EXERCISE BRIEF - Search the material below for the string "yltää" and list each line that holds it.

# EXERCISE DATA start

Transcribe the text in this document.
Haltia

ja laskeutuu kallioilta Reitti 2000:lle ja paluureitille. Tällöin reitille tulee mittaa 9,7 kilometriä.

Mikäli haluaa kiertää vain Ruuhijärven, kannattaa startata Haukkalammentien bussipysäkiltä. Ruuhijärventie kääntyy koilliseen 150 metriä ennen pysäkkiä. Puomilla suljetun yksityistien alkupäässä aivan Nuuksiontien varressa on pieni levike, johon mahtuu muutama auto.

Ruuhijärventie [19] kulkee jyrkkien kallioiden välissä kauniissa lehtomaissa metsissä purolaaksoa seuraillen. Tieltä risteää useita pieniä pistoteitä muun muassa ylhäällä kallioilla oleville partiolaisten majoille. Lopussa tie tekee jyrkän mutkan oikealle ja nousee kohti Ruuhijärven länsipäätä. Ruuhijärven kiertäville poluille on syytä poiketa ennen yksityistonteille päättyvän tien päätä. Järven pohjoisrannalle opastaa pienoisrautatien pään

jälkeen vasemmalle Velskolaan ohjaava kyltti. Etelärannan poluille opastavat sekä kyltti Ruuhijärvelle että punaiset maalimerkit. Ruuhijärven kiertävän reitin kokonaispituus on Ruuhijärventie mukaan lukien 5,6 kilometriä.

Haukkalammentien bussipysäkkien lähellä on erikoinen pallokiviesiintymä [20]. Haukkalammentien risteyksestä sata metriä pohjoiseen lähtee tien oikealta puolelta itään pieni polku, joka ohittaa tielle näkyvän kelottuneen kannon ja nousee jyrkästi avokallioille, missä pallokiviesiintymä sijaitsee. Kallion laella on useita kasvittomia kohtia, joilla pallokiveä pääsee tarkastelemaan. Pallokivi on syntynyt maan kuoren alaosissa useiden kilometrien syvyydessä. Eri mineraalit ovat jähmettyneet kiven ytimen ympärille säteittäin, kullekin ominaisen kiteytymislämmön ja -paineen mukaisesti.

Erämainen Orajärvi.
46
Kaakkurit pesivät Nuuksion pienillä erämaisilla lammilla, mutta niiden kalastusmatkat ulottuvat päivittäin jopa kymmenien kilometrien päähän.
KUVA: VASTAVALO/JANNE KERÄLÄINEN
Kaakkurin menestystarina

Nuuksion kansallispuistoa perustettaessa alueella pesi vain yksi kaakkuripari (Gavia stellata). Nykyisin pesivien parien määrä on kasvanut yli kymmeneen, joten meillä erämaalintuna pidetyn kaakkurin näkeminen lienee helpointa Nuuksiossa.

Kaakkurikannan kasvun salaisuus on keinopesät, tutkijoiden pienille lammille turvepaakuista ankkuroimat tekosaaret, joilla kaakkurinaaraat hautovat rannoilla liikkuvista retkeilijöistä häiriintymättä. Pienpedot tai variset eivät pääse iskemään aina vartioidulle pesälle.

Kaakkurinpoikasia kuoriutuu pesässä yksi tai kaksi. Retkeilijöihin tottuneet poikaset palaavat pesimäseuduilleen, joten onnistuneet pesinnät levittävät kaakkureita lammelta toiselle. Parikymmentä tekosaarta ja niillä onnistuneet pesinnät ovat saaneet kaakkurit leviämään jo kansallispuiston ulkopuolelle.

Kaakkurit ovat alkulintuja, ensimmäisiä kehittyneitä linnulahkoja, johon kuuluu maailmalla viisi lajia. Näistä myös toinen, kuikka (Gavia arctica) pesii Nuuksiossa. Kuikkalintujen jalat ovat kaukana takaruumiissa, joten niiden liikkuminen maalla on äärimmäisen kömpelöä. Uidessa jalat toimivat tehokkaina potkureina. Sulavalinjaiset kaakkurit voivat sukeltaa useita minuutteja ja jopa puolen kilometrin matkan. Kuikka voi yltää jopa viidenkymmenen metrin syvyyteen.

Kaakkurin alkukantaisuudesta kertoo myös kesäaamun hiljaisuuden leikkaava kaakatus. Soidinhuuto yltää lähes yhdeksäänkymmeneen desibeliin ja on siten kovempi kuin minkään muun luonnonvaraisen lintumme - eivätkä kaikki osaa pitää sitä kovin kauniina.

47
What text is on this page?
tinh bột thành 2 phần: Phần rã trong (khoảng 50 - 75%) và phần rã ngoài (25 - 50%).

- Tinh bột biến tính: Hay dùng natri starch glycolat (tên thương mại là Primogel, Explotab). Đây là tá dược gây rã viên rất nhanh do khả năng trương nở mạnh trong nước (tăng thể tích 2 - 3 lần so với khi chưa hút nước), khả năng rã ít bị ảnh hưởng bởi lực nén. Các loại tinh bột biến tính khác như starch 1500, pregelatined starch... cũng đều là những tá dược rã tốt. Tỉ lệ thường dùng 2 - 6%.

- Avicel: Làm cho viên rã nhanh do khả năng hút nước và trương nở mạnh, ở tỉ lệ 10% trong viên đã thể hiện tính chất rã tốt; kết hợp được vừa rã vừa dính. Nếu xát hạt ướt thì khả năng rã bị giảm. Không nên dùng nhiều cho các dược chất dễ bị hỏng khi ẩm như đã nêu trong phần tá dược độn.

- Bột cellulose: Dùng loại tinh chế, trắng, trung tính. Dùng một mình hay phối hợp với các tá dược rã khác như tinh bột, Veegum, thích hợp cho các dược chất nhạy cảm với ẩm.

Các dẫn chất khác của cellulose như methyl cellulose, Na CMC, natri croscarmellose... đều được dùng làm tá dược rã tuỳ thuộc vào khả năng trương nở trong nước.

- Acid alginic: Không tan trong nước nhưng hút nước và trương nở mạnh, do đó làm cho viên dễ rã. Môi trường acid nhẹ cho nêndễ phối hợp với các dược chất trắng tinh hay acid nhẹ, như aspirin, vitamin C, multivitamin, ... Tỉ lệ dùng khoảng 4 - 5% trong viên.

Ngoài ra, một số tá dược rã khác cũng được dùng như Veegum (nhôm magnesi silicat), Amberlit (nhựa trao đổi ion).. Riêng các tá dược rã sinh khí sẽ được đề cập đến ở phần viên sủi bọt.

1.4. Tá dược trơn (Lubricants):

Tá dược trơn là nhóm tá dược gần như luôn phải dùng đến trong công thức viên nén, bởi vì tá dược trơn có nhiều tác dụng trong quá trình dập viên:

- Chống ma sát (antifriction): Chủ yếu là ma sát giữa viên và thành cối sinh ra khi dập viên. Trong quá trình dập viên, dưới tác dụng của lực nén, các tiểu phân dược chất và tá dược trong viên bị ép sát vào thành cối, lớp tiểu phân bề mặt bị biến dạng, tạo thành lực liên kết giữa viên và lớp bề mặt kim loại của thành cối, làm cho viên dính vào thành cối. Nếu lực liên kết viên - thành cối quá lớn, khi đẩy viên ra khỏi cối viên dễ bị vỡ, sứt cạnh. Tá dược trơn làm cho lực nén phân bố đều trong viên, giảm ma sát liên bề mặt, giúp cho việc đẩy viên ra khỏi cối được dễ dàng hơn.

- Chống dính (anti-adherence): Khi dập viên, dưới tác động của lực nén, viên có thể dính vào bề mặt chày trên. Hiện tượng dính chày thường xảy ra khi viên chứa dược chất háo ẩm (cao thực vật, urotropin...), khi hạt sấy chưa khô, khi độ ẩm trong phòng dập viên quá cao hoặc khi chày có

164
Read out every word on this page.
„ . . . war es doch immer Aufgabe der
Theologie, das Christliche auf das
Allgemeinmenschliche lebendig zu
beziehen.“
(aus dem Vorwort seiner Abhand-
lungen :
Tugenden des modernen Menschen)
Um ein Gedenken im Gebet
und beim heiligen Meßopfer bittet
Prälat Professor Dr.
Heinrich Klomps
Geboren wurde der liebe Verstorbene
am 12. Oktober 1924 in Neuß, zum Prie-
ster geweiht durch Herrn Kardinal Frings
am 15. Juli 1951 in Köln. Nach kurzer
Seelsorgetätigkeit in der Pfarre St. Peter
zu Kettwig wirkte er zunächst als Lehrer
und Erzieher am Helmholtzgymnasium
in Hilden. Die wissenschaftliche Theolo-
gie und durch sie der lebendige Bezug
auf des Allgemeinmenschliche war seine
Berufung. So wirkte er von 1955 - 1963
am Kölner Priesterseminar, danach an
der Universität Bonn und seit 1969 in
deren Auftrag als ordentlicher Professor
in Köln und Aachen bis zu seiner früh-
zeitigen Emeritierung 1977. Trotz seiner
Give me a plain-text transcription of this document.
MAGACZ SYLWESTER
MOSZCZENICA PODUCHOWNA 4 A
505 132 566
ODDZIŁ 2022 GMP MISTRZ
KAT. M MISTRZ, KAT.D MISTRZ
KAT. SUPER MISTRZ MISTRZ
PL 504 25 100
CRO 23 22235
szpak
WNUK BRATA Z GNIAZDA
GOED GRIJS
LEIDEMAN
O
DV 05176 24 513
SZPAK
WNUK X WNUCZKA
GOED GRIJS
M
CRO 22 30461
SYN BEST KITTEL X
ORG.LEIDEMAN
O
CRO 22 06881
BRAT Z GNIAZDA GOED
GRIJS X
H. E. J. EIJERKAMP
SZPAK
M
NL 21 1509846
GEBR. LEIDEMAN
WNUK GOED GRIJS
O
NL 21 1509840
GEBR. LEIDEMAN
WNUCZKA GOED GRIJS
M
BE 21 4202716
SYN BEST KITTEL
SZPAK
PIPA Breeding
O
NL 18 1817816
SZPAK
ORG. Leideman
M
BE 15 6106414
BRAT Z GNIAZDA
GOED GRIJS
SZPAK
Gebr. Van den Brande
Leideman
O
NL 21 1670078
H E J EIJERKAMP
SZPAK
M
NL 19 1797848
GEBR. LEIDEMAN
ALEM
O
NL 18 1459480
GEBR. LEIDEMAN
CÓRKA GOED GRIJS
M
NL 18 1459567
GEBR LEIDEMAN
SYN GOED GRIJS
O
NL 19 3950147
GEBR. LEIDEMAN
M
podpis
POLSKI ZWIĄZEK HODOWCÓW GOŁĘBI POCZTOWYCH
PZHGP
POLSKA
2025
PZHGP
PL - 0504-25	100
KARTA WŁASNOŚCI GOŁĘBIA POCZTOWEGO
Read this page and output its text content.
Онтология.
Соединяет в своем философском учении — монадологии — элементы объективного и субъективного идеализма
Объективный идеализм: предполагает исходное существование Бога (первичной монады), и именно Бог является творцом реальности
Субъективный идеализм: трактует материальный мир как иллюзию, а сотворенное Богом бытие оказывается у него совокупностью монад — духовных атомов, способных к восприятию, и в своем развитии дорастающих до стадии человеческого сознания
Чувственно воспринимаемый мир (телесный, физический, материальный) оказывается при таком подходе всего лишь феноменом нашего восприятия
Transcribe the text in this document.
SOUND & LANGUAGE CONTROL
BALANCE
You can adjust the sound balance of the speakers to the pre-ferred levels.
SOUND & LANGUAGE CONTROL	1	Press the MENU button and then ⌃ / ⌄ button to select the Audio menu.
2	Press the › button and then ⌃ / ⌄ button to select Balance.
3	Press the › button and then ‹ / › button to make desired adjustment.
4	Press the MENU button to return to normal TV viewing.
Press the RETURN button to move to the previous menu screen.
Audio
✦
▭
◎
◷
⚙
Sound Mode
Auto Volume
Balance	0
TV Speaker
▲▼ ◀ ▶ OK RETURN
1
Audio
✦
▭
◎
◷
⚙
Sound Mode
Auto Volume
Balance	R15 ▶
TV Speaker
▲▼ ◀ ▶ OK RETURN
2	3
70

# EXERCISE DATA end

COMPLETED TASK -
Kaakkurit ovat alkulintuja, ensimmäisiä kehittyneitä linnulahkoja, johon kuuluu maailmalla viisi lajia. Näistä myös toinen, kuikka (Gavia arctica) pesii Nuuksiossa. Kuikkalintujen jalat ovat kaukana takaruumiissa, joten niiden liikkuminen maalla on äärimmäisen kömpelöä. Uidessa jalat toimivat tehokkaina potkureina. Sulavalinjaiset kaakkurit voivat sukeltaa useita minuutteja ja jopa puolen kilometrin matkan. Kuikka voi yltää jopa viidenkymmenen metrin syvyyteen.
Kaakkurin alkukantaisuudesta kertoo myös kesäaamun hiljaisuuden leikkaava kaakatus. Soidinhuuto yltää lähes yhdeksäänkymmeneen desibeliin ja on siten kovempi kuin minkään muun luonnonvaraisen lintumme - eivätkä kaikki osaa pitää sitä kovin kauniina.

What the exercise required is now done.